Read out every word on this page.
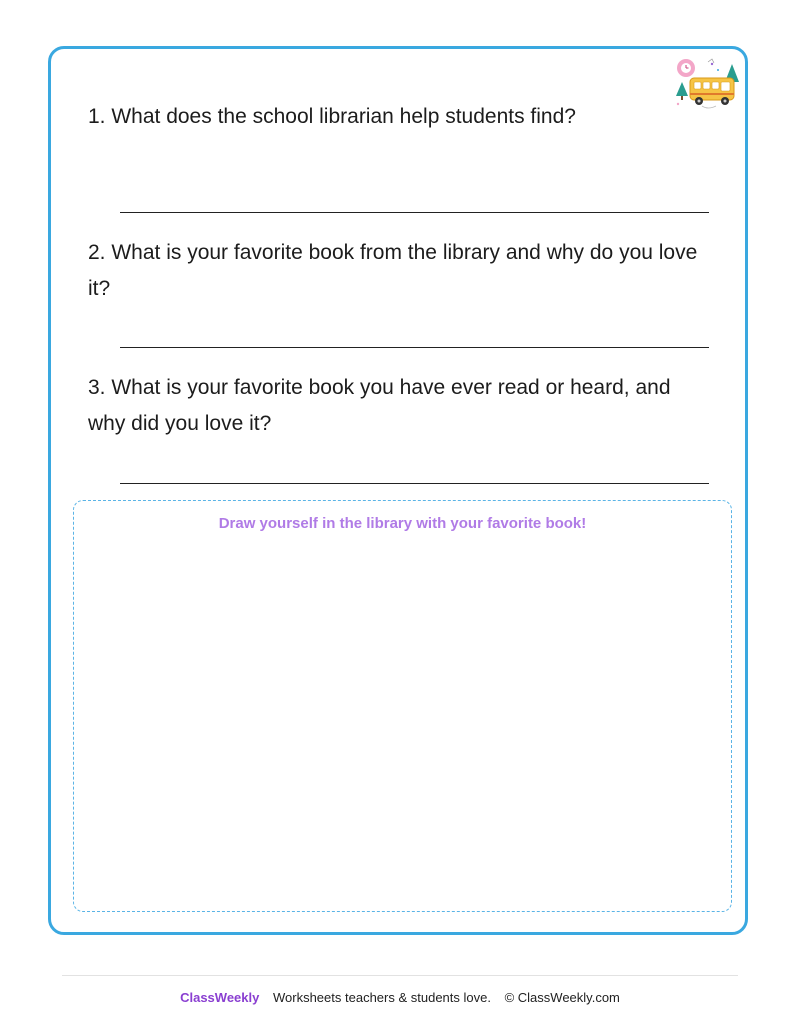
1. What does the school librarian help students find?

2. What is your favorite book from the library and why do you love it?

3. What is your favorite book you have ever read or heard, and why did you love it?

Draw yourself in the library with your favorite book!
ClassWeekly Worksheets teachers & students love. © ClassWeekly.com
=-=-=-=-=
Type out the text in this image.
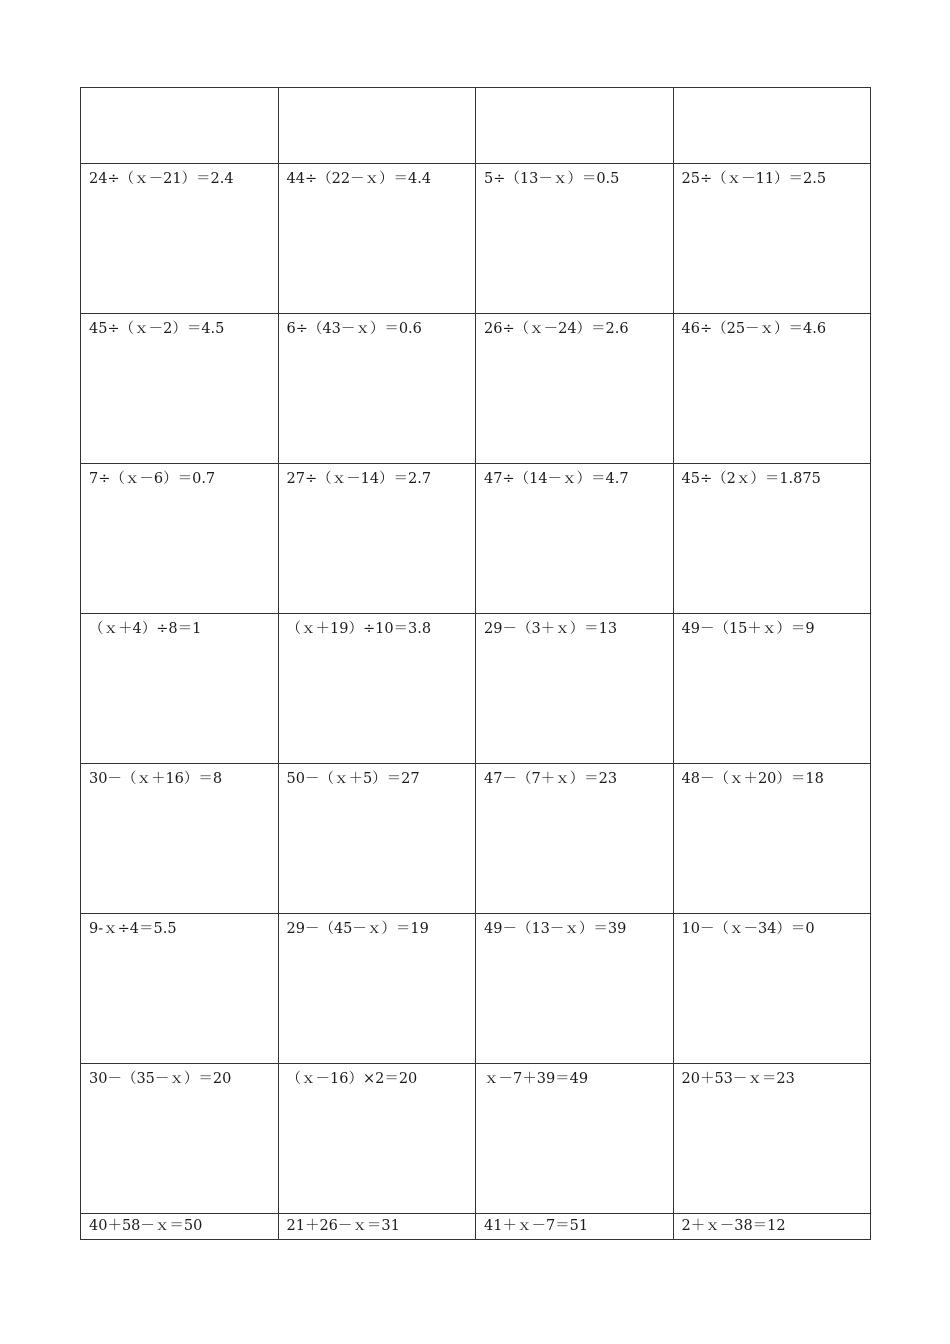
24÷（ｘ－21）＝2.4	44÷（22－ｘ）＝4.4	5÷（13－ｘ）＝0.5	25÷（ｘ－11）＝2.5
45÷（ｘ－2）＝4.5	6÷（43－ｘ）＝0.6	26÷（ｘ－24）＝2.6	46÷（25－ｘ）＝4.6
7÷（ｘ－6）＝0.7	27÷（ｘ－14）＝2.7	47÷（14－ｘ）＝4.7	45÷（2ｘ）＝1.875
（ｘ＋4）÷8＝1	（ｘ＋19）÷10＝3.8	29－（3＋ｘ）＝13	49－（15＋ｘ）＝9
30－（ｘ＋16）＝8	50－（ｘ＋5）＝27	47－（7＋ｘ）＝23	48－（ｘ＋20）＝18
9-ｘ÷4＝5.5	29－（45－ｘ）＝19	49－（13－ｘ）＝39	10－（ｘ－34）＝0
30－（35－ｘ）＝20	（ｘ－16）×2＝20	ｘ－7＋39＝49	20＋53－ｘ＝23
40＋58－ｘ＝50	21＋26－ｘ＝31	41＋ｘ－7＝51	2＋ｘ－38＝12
=-=-=-=-=
SET TASK: Copy out every line in the listing where the word "library" appears.

TASK OUTPUT:
2. What is your favorite book from the library and why do you love it?
Draw yourself in the library with your favorite book!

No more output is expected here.